* INSTRUCTIONS FOR THE TASK *
Reproduce the material exactly, omitting nothing.

[start of ENTRIES SUPPLIED]

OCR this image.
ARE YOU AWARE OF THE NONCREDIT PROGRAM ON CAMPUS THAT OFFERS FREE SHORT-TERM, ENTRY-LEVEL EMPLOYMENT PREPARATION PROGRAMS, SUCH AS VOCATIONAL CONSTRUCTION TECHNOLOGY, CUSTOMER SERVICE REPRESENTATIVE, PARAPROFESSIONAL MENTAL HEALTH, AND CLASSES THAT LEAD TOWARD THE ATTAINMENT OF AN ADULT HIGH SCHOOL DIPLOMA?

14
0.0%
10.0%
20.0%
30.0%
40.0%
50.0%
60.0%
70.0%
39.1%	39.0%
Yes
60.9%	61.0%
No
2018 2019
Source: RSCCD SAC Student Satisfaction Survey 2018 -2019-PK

[end of ENTRIES SUPPLIED]

* ANSWER *
OCR this image.
ARE YOU AWARE OF THE NONCREDIT PROGRAM ON CAMPUS THAT OFFERS FREE SHORT-TERM, ENTRY-LEVEL EMPLOYMENT PREPARATION PROGRAMS, SUCH AS VOCATIONAL CONSTRUCTION TECHNOLOGY, CUSTOMER SERVICE REPRESENTATIVE, PARAPROFESSIONAL MENTAL HEALTH, AND CLASSES THAT LEAD TOWARD THE ATTAINMENT OF AN ADULT HIGH SCHOOL DIPLOMA?

14
0.0%
10.0%
20.0%
30.0%
40.0%
50.0%
60.0%
70.0%
39.1%	39.0%
Yes
60.9%	61.0%
No
2018 2019
Source: RSCCD SAC Student Satisfaction Survey 2018 -2019-PK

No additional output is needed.